[Collected data]
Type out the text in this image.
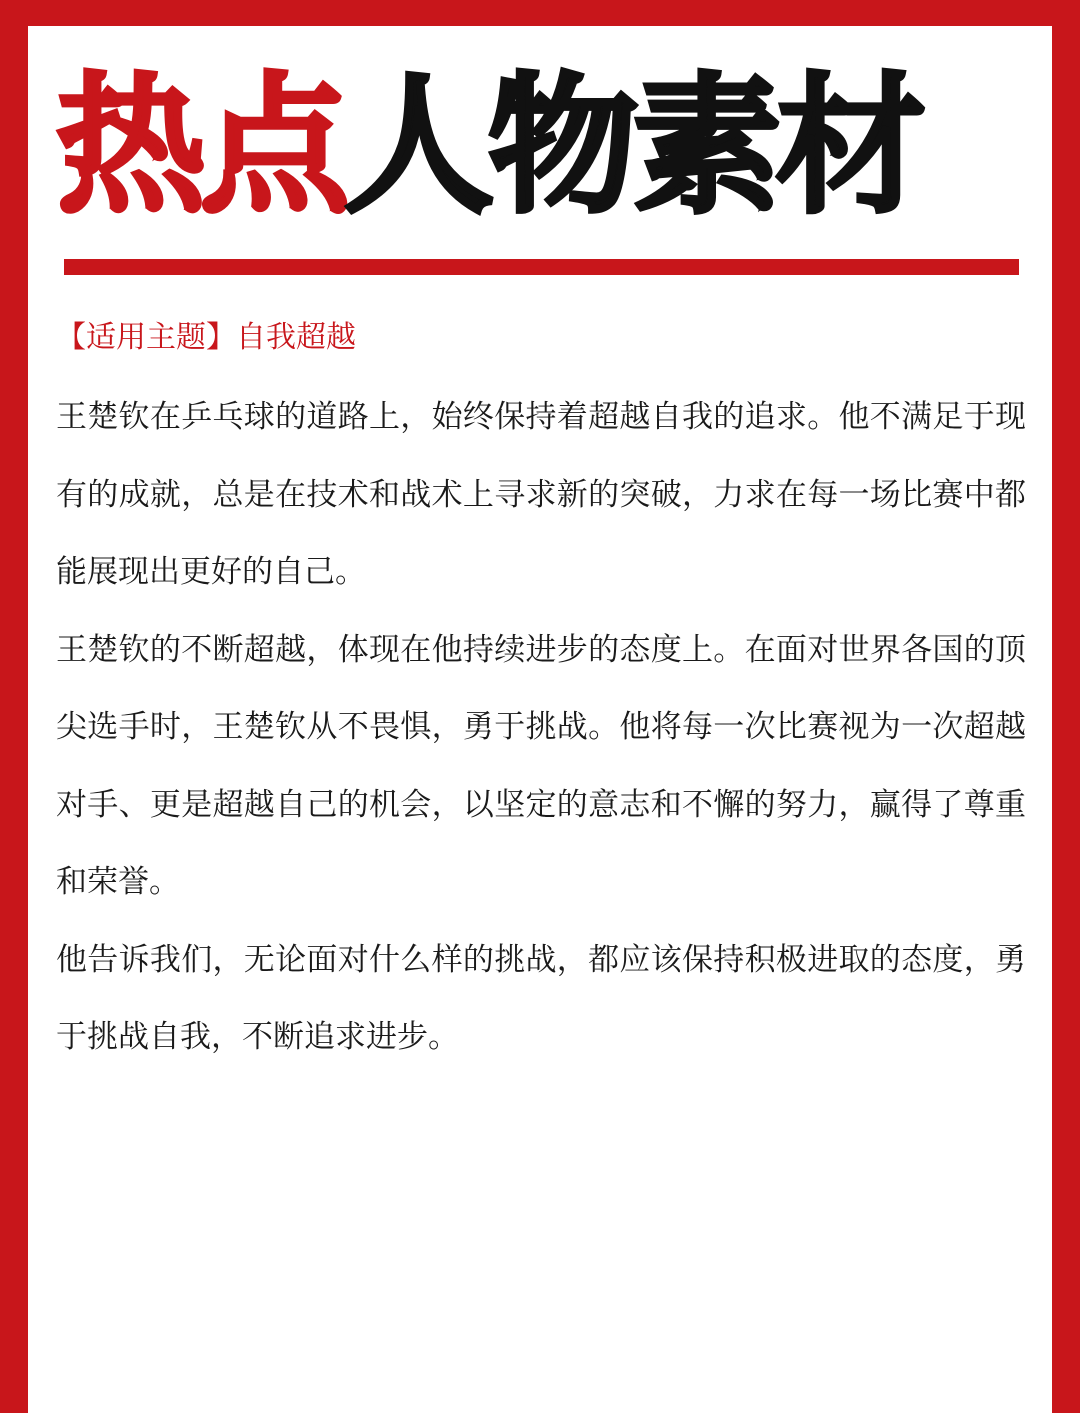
热点人物素材

【适用主题】自我超越

王楚钦在乒乓球的道路上，始终保持着超越自我的追求。他不满足于现有的成就，总是在技术和战术上寻求新的突破，力求在每一场比赛中都能展现出更好的自己。

王楚钦的不断超越，体现在他持续进步的态度上。在面对世界各国的顶尖选手时，王楚钦从不畏惧，勇于挑战。他将每一次比赛视为一次超越对手、更是超越自己的机会，以坚定的意志和不懈的努力，赢得了尊重和荣誉。

他告诉我们，无论面对什么样的挑战，都应该保持积极进取的态度，勇于挑战自我，不断追求进步。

* **Short problem**: Reproduce the records verbatim, omitting all images they contain.

* **Result of this task**:
Type out the text in this image.
热点人物素材

【适用主题】自我超越

王楚钦在乒乓球的道路上，始终保持着超越自我的追求。他不满足于现有的成就，总是在技术和战术上寻求新的突破，力求在每一场比赛中都能展现出更好的自己。

王楚钦的不断超越，体现在他持续进步的态度上。在面对世界各国的顶尖选手时，王楚钦从不畏惧，勇于挑战。他将每一次比赛视为一次超越对手、更是超越自己的机会，以坚定的意志和不懈的努力，赢得了尊重和荣誉。

他告诉我们，无论面对什么样的挑战，都应该保持积极进取的态度，勇于挑战自我，不断追求进步。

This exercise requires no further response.